··· Excerpted passage ···
Billings at architecture firms plummeted in March as the Architecture Billings Index, compiled by the American Institute of Architects, fell by 20.1 points to a score of 33.3 for the month―a score over 50 indicates increasing billings, a score below 50 indicates declining billings. This is by far the largest single month decline the index has seen in its nearly 25-year history, far surpassing the declines of 9.4 points seen at the start of the 2001 recession and 8.3 points seen at the start of the Great Recession, say AIA officials. It reflects just how quickly and fundamentally business conditions have changed across the country and around the world in the last month as a result of the COVID-19 pandemic.
In addition, indicators of future work also declined at a staggering rate in March as uncertainty abounds. It remains difficult to know how long the essentially complete shutdown of the economy will last. Inquiries into new projects fell particularly low, and while the value of new design contracts signed for the month did not fall quite as far as some projects that were in the works continued to move forward, that score was also extremely low. Firms also reported a sharp decline in their backlogs, from a near record high of 6.3 months at the start of the year to an average of 5.0 months at the end of the first quarter. Fifty-nine percent of firms reported that their backlogs declined in that period, with a third indicating that they had fallen by 10 percent or more. Just 10 percent of firms reported that backlogs increased in the first quarter, while the remaining 31 percent said that they were generally unchanged.
Billings also declined across all regions of the country and all firm specializations in March, although the declines were more slightly modest than at the national level at this time, since these figures are reported as three-month moving averages. Conditions softened the most at firms located in the Northeast, likely due in large part to the nearly complete shuttering of New York City, as well as the construction stop order in Boston. Firms with a commercial/industrial specialization also reported the softest conditions so far, with so much uncertainty over what the future holds for the hospitality and retail sectors in particular. Billings declined the least at firms with an institutional specialization as some of those firms reported actually seeing a modest uptick in work due to increased demand for healthcare facilities. And some firms reported that school projects are actually getting underway early now that many schools are shuttered for the rest of the academic year.
···
[Questions to answer]
1. Copy the architecture billings passage word for word, from "Billings at architecture" up to and including "the COVID-19 pandemic.".
2. In the architecture billings passage, what average backlog did firms report at the end of the first quarter?
··· Information ···
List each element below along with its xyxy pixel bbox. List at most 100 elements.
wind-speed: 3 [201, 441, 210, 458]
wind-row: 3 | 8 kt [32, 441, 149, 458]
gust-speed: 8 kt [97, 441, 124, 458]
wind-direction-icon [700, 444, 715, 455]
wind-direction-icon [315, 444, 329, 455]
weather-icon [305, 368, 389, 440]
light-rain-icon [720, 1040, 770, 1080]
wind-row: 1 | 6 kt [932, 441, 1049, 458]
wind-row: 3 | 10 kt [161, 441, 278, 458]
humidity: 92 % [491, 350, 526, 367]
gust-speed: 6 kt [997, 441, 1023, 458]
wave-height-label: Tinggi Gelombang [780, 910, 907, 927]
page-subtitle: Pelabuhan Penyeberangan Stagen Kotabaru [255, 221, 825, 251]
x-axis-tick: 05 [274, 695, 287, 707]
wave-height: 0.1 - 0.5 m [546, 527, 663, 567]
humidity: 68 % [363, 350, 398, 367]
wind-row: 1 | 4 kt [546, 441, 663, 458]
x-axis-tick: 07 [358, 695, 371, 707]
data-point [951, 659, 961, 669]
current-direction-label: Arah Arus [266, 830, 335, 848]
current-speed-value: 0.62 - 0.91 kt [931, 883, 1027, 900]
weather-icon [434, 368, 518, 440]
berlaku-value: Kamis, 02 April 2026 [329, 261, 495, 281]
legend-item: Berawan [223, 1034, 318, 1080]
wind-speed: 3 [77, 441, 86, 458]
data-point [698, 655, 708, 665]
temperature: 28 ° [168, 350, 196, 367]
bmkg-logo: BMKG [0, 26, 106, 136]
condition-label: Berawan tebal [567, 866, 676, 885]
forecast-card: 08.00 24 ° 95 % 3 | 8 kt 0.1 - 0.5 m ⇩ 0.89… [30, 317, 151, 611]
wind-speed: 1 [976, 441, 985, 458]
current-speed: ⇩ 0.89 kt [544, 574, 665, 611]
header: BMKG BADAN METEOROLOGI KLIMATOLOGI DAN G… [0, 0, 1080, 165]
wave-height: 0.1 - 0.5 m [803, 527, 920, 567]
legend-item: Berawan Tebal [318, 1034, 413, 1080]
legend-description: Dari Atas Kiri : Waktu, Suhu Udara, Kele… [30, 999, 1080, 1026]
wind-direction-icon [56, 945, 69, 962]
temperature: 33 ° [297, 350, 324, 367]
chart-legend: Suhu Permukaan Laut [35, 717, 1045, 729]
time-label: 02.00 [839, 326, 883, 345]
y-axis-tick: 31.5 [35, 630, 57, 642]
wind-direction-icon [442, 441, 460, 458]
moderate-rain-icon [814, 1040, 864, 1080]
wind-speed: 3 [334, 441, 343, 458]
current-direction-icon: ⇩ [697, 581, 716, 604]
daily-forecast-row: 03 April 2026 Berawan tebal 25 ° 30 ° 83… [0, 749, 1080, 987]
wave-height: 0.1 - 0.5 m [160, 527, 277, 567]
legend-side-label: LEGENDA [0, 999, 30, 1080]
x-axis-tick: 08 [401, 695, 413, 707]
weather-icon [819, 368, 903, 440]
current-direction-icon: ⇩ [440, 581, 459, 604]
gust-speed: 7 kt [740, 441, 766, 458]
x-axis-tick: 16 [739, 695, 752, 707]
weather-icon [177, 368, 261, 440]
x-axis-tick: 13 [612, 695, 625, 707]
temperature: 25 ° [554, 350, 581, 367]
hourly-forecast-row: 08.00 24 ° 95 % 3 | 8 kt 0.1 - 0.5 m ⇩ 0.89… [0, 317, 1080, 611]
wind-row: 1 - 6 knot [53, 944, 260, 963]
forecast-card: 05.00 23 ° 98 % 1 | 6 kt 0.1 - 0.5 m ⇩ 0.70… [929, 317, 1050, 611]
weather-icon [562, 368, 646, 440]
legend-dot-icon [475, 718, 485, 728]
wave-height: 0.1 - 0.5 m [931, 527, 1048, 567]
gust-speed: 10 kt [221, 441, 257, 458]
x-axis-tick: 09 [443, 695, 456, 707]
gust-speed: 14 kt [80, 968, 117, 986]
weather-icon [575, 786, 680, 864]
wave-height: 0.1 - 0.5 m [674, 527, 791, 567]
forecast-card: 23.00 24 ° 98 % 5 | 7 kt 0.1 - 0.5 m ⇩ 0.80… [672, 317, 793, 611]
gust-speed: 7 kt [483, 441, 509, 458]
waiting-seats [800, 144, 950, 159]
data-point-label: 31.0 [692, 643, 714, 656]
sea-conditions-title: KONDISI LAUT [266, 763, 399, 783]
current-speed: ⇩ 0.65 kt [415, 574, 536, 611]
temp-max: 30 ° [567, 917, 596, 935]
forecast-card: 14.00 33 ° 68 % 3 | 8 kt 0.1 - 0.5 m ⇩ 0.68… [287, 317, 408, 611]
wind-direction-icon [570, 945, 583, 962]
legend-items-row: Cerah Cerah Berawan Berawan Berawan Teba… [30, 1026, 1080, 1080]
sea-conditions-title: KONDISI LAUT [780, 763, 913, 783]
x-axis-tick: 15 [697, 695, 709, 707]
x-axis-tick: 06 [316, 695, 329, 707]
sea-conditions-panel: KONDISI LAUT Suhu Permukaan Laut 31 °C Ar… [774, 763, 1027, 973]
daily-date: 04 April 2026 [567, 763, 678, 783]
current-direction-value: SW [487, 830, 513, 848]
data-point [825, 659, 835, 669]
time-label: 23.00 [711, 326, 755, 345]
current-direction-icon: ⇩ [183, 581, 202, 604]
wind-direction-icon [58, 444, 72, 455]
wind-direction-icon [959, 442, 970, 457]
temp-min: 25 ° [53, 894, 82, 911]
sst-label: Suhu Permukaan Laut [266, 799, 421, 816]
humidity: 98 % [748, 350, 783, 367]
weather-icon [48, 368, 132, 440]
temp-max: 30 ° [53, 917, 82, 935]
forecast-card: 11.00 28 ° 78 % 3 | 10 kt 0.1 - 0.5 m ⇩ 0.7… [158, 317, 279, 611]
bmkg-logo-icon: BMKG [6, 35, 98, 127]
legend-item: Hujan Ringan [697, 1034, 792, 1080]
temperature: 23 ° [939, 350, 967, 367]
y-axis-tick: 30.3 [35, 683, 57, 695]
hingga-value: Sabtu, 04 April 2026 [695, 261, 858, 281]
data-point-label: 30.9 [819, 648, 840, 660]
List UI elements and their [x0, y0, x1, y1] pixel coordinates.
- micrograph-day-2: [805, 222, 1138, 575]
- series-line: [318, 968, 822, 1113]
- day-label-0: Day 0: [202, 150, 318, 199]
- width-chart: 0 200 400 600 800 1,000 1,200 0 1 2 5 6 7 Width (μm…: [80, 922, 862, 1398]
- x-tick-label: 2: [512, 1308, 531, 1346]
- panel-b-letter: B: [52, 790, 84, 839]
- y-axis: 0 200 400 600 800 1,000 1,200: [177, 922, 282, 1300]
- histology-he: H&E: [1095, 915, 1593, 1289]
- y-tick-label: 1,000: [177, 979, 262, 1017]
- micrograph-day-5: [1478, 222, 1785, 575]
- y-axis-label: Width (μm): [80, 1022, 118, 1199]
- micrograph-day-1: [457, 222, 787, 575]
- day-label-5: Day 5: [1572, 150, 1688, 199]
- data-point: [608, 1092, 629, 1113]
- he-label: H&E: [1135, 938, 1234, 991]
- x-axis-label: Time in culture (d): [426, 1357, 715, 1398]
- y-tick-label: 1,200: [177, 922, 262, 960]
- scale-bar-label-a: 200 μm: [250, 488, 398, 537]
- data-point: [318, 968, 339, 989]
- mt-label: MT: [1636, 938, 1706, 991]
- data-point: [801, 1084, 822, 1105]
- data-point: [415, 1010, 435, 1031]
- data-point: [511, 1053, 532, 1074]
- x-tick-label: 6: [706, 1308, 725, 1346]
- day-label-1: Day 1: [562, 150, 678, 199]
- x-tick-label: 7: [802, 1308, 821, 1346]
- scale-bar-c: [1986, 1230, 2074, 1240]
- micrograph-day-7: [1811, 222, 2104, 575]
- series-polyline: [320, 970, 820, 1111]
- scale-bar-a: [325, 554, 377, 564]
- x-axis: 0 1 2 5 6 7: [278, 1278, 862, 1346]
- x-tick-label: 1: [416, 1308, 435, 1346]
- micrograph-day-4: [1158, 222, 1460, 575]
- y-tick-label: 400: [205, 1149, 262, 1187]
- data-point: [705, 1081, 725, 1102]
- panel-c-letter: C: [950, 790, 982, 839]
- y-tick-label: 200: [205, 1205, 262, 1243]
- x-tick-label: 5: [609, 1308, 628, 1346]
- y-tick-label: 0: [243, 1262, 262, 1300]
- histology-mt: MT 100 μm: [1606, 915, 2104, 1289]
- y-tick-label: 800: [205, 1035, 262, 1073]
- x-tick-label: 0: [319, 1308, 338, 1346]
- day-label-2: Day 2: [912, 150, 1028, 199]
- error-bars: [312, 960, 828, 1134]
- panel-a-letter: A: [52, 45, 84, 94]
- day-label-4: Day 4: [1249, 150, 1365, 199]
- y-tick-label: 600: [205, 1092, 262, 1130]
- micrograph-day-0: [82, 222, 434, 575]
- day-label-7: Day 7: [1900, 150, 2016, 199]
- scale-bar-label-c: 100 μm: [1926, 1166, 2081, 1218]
···
[Expected responses]
1.
Billings at architecture firms plummeted in March as the Architecture Billings Index, compiled by the American Institute of Architects, fell by 20.1 points to a score of 33.3 for the month―a score over 50 indicates increasing billings, a score below 50 indicates declining billings. This is by far the largest single month decline the index has seen in its nearly 25-year history, far surpassing the declines of 9.4 points seen at the start of the 2001 recession and 8.3 points seen at the start of the Great Recession, say AIA officials. It reflects just how quickly and fundamentally business conditions have changed across the country and around the world in the last month as a result of the COVID-19 pandemic.

2. An average of 5.0 months.